## Start
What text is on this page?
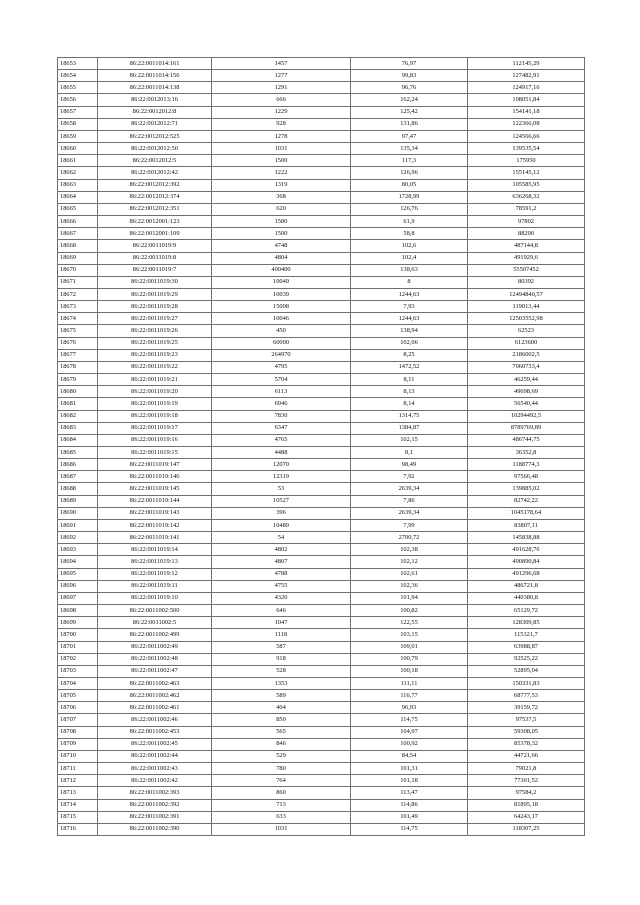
18653	86:22:0011014:161	1457	76,97	112145,29
18654	86:22:0011014:156	1277	99,83	127482,91
18655	86:22:0011014:138	1291	96,76	124917,16
18656	86:22:0012013:16	666	162,24	108051,84
18657	86:22:0012012:8	1229	125,42	154141,18
18658	86:22:0012012:71	928	131,86	122366,08
18659	86:22:0012012:525	1278	97,47	124566,66
18660	86:22:0012012:50	1031	135,34	139535,54
18661	86:22:0012012:5	1500	117,3	175950
18662	86:22:0012012:42	1222	126,96	155145,12
18663	86:22:0012012:392	1319	80,05	105585,95
18664	86:22:0012012:374	368	1728,99	636268,32
18665	86:22:0012012:351	620	126,76	78591,2
18666	86:22:0012001:123	1580	61,9	97802
18667	86:22:0012001:109	1500	58,8	88200
18668	86:22:0011019:9	4748	102,6	487144,8
18669	86:22:0011019:8	4804	102,4	491929,6
18670	86:22:0011019:7	400400	138,63	55507452
18671	86:22:0011019:30	10049	8	80392
18672	86:22:0011019:29	10039	1244,63	12494840,57
18673	86:22:0011019:28	15008	7,93	119013,44
18674	86:22:0011019:27	10046	1244,63	12503552,98
18675	86:22:0011019:26	450	138,94	62523
18676	86:22:0011019:25	60000	102,06	6123600
18677	86:22:0011019:23	264970	8,25	2186002,5
18678	86:22:0011019:22	4795	1472,52	7060733,4
18679	86:22:0011019:21	5704	8,11	46259,44
18680	86:22:0011019:20	6113	8,13	49698,69
18681	86:22:0011019:19	6946	8,14	56540,44
18682	86:22:0011019:18	7830	1314,75	10294492,5
18683	86:22:0011019:17	6347	1384,87	8789769,89
18684	86:22:0011019:16	4765	102,15	486744,75
18685	86:22:0011019:15	4488	8,1	36352,8
18686	86:22:0011019:147	12070	98,49	1188774,3
18687	86:22:0011019:146	12319	7,92	97566,48
18688	86:22:0011019:145	53	2639,34	139885,02
18689	86:22:0011019:144	10527	7,86	82742,22
18690	86:22:0011019:143	396	2639,34	1045178,64
18691	86:22:0011019:142	10489	7,99	83807,11
18692	86:22:0011019:141	54	2700,72	145838,88
18693	86:22:0011019:14	4802	102,38	491628,76
18694	86:22:0011019:13	4807	102,12	490890,84
18695	86:22:0011019:12	4788	102,61	491296,68
18696	86:22:0011019:11	4755	102,36	486721,8
18697	86:22:0011019:10	4320	101,94	440380,8
18698	86:22:0011002:500	646	100,82	65129,72
18699	86:22:0011002:5	1047	122,55	128309,85
18700	86:22:0011002:499	1118	103,15	115321,7
18701	86:22:0011002:49	587	109,01	63988,87
18702	86:22:0011002:48	918	100,79	92525,22
18703	86:22:0011002:47	528	100,18	52895,04
18704	86:22:0011002:463	1353	111,11	150331,83
18705	86:22:0011002:462	589	116,77	68777,53
18706	86:22:0011002:461	404	96,93	39159,72
18707	86:22:0011002:46	850	114,75	97537,5
18708	86:22:0011002:453	565	104,97	59308,05
18709	86:22:0011002:45	846	100,92	85378,32
18710	86:22:0011002:44	529	84,54	44721,66
18711	86:22:0011002:43	780	101,31	79021,8
18712	86:22:0011002:42	764	101,18	77301,52
18713	86:22:0011002:393	860	113,47	97584,2
18714	86:22:0011002:392	713	114,86	81895,18
18715	86:22:0011002:391	633	101,49	64243,17
18716	86:22:0011002:390	1031	114,75	118307,25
## End
Reproduce every record above exactly, but leave out the pictures.

What text is on this page?
18653	86:22:0011014:161	1457	76,97	112145,29
18654	86:22:0011014:156	1277	99,83	127482,91
18655	86:22:0011014:138	1291	96,76	124917,16
18656	86:22:0012013:16	666	162,24	108051,84
18657	86:22:0012012:8	1229	125,42	154141,18
18658	86:22:0012012:71	928	131,86	122366,08
18659	86:22:0012012:525	1278	97,47	124566,66
18660	86:22:0012012:50	1031	135,34	139535,54
18661	86:22:0012012:5	1500	117,3	175950
18662	86:22:0012012:42	1222	126,96	155145,12
18663	86:22:0012012:392	1319	80,05	105585,95
18664	86:22:0012012:374	368	1728,99	636268,32
18665	86:22:0012012:351	620	126,76	78591,2
18666	86:22:0012001:123	1580	61,9	97802
18667	86:22:0012001:109	1500	58,8	88200
18668	86:22:0011019:9	4748	102,6	487144,8
18669	86:22:0011019:8	4804	102,4	491929,6
18670	86:22:0011019:7	400400	138,63	55507452
18671	86:22:0011019:30	10049	8	80392
18672	86:22:0011019:29	10039	1244,63	12494840,57
18673	86:22:0011019:28	15008	7,93	119013,44
18674	86:22:0011019:27	10046	1244,63	12503552,98
18675	86:22:0011019:26	450	138,94	62523
18676	86:22:0011019:25	60000	102,06	6123600
18677	86:22:0011019:23	264970	8,25	2186002,5
18678	86:22:0011019:22	4795	1472,52	7060733,4
18679	86:22:0011019:21	5704	8,11	46259,44
18680	86:22:0011019:20	6113	8,13	49698,69
18681	86:22:0011019:19	6946	8,14	56540,44
18682	86:22:0011019:18	7830	1314,75	10294492,5
18683	86:22:0011019:17	6347	1384,87	8789769,89
18684	86:22:0011019:16	4765	102,15	486744,75
18685	86:22:0011019:15	4488	8,1	36352,8
18686	86:22:0011019:147	12070	98,49	1188774,3
18687	86:22:0011019:146	12319	7,92	97566,48
18688	86:22:0011019:145	53	2639,34	139885,02
18689	86:22:0011019:144	10527	7,86	82742,22
18690	86:22:0011019:143	396	2639,34	1045178,64
18691	86:22:0011019:142	10489	7,99	83807,11
18692	86:22:0011019:141	54	2700,72	145838,88
18693	86:22:0011019:14	4802	102,38	491628,76
18694	86:22:0011019:13	4807	102,12	490890,84
18695	86:22:0011019:12	4788	102,61	491296,68
18696	86:22:0011019:11	4755	102,36	486721,8
18697	86:22:0011019:10	4320	101,94	440380,8
18698	86:22:0011002:500	646	100,82	65129,72
18699	86:22:0011002:5	1047	122,55	128309,85
18700	86:22:0011002:499	1118	103,15	115321,7
18701	86:22:0011002:49	587	109,01	63988,87
18702	86:22:0011002:48	918	100,79	92525,22
18703	86:22:0011002:47	528	100,18	52895,04
18704	86:22:0011002:463	1353	111,11	150331,83
18705	86:22:0011002:462	589	116,77	68777,53
18706	86:22:0011002:461	404	96,93	39159,72
18707	86:22:0011002:46	850	114,75	97537,5
18708	86:22:0011002:453	565	104,97	59308,05
18709	86:22:0011002:45	846	100,92	85378,32
18710	86:22:0011002:44	529	84,54	44721,66
18711	86:22:0011002:43	780	101,31	79021,8
18712	86:22:0011002:42	764	101,18	77301,52
18713	86:22:0011002:393	860	113,47	97584,2
18714	86:22:0011002:392	713	114,86	81895,18
18715	86:22:0011002:391	633	101,49	64243,17
18716	86:22:0011002:390	1031	114,75	118307,25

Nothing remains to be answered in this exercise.